--- What is asked ---
Exactly and only the lines from the one containing "OCR this image." through the close of the entries below are to be set down.

______________________________

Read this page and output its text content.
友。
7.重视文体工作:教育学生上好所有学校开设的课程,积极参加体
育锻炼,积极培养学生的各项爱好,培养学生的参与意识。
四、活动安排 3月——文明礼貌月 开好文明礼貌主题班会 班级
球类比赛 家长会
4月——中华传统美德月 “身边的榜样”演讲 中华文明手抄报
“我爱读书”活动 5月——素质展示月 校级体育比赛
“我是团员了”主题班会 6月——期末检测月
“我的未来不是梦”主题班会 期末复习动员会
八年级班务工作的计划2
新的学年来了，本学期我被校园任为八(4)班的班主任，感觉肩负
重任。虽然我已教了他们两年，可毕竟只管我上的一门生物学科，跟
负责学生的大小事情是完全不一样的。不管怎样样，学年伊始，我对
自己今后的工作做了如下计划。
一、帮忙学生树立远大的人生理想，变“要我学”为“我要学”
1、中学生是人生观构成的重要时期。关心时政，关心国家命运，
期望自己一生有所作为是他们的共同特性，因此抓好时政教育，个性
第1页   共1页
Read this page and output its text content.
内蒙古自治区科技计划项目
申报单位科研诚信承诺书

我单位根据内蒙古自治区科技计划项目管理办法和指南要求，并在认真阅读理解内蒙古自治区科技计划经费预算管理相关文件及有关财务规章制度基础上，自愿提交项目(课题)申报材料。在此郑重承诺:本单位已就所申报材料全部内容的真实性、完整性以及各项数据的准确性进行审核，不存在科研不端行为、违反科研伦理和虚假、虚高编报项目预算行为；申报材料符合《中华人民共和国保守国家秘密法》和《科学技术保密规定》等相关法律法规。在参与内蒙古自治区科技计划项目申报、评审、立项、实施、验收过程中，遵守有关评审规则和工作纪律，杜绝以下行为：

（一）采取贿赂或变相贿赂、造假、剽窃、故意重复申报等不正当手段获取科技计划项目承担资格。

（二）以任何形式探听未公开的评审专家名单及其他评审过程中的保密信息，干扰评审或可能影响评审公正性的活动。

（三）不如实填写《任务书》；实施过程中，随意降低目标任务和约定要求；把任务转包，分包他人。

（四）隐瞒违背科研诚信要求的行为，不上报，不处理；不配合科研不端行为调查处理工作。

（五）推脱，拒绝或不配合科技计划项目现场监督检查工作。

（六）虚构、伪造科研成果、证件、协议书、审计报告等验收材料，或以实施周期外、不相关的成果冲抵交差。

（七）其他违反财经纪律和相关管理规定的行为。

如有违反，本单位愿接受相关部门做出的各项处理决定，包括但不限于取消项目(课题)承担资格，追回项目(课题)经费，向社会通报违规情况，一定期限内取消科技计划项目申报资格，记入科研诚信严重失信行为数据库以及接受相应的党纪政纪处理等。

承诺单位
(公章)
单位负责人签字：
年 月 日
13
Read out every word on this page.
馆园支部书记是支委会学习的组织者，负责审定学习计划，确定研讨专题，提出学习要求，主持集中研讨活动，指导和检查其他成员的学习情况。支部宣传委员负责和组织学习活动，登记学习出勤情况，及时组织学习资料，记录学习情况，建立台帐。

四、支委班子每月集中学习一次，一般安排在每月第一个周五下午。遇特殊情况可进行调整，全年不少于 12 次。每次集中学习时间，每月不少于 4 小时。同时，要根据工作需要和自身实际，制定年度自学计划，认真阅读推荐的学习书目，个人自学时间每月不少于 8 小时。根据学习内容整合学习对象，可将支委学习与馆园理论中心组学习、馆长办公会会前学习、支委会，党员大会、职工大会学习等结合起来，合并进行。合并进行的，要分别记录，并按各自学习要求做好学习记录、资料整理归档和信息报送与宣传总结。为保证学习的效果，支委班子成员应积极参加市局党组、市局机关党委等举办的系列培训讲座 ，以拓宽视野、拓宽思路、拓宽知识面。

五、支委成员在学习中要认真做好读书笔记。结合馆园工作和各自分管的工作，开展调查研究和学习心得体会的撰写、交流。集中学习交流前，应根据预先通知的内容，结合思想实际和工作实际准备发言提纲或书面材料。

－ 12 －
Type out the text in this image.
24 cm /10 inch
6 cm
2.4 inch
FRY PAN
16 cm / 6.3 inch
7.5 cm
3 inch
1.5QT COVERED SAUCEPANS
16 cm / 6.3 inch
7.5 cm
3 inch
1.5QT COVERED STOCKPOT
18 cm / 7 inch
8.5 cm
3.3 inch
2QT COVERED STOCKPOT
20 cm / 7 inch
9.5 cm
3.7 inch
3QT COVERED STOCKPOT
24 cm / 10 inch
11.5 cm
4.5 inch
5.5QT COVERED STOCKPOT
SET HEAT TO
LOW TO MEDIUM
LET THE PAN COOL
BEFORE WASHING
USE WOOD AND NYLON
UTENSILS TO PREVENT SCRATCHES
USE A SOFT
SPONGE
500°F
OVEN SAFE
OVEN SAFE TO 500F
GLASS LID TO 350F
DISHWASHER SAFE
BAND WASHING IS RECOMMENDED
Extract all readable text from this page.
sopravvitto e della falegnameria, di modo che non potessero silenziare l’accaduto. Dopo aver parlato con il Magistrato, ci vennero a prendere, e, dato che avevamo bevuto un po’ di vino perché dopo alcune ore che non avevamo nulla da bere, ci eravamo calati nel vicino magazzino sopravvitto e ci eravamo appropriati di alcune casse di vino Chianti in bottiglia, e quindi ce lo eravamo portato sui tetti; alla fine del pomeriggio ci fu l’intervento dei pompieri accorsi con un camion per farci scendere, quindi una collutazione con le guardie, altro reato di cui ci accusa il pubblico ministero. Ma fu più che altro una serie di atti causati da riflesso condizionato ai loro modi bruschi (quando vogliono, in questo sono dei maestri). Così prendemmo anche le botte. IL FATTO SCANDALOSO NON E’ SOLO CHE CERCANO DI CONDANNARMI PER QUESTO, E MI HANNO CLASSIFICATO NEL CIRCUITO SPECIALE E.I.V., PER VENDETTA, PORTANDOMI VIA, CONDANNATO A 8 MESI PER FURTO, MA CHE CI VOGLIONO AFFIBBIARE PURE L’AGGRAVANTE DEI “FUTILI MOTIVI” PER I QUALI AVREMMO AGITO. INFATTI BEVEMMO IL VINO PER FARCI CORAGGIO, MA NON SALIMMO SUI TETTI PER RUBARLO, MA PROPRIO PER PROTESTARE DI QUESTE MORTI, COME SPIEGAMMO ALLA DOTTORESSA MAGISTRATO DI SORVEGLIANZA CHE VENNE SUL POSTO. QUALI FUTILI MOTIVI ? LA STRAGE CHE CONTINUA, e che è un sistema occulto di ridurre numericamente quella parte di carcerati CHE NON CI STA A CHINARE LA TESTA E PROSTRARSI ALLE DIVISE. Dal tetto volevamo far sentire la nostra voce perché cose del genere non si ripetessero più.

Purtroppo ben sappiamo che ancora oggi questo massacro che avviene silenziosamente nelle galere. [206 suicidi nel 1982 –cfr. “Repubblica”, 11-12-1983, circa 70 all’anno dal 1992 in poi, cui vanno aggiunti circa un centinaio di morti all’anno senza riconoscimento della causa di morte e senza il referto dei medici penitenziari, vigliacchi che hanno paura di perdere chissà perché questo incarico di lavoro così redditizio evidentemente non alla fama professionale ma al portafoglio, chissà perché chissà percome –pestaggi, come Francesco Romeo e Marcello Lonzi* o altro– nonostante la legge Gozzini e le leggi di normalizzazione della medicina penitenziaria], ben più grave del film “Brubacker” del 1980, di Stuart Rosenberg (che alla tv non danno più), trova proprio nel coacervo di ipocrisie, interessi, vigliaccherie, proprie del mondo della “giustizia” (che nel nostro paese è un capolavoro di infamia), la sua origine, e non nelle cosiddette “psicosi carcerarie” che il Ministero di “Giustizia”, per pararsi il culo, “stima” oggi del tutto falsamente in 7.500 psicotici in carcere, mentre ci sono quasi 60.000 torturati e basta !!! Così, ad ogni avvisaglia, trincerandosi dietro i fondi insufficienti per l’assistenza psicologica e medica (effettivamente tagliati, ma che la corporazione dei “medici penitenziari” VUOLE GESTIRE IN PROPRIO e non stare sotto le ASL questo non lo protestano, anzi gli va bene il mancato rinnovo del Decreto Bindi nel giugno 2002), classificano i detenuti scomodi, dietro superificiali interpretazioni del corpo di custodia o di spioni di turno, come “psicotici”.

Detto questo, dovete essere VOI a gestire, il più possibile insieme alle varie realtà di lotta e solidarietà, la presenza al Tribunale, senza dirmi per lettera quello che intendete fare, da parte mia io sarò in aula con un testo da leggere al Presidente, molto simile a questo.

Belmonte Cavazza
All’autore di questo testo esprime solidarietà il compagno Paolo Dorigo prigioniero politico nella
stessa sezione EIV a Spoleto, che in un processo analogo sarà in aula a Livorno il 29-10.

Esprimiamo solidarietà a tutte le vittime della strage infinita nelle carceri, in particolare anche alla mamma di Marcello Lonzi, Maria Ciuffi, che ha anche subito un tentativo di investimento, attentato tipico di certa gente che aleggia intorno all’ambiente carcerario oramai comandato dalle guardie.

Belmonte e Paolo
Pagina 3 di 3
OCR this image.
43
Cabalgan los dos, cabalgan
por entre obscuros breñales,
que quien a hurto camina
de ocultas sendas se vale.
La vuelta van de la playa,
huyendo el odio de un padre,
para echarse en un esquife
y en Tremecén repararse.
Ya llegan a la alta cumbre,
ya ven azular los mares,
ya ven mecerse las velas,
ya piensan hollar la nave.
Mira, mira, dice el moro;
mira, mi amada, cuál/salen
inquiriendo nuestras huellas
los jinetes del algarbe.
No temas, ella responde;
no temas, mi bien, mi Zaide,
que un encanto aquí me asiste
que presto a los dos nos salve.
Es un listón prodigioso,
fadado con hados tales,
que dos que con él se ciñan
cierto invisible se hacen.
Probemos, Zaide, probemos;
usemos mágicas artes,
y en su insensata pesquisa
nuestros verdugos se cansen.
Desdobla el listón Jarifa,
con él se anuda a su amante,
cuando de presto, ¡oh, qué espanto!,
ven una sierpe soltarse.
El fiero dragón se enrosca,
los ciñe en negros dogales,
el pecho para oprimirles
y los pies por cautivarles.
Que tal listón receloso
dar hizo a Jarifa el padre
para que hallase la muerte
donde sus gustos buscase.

______________________________

--- Exercise output ---
OCR this image.
43
Cabalgan los dos, cabalgan
por entre obscuros breñales,
que quien a hurto camina
de ocultas sendas se vale.
La vuelta van de la playa,
huyendo el odio de un padre,
para echarse en un esquife
y en Tremecén repararse.
Ya llegan a la alta cumbre,
ya ven azular los mares,
ya ven mecerse las velas,
ya piensan hollar la nave.
Mira, mira, dice el moro;
mira, mi amada, cuál/salen
inquiriendo nuestras huellas
los jinetes del algarbe.
No temas, ella responde;
no temas, mi bien, mi Zaide,
que un encanto aquí me asiste
que presto a los dos nos salve.
Es un listón prodigioso,
fadado con hados tales,
que dos que con él se ciñan
cierto invisible se hacen.
Probemos, Zaide, probemos;
usemos mágicas artes,
y en su insensata pesquisa
nuestros verdugos se cansen.
Desdobla el listón Jarifa,
con él se anuda a su amante,
cuando de presto, ¡oh, qué espanto!,
ven una sierpe soltarse.
El fiero dragón se enrosca,
los ciñe en negros dogales,
el pecho para oprimirles
y los pies por cautivarles.
Que tal listón receloso
dar hizo a Jarifa el padre
para que hallase la muerte
donde sus gustos buscase.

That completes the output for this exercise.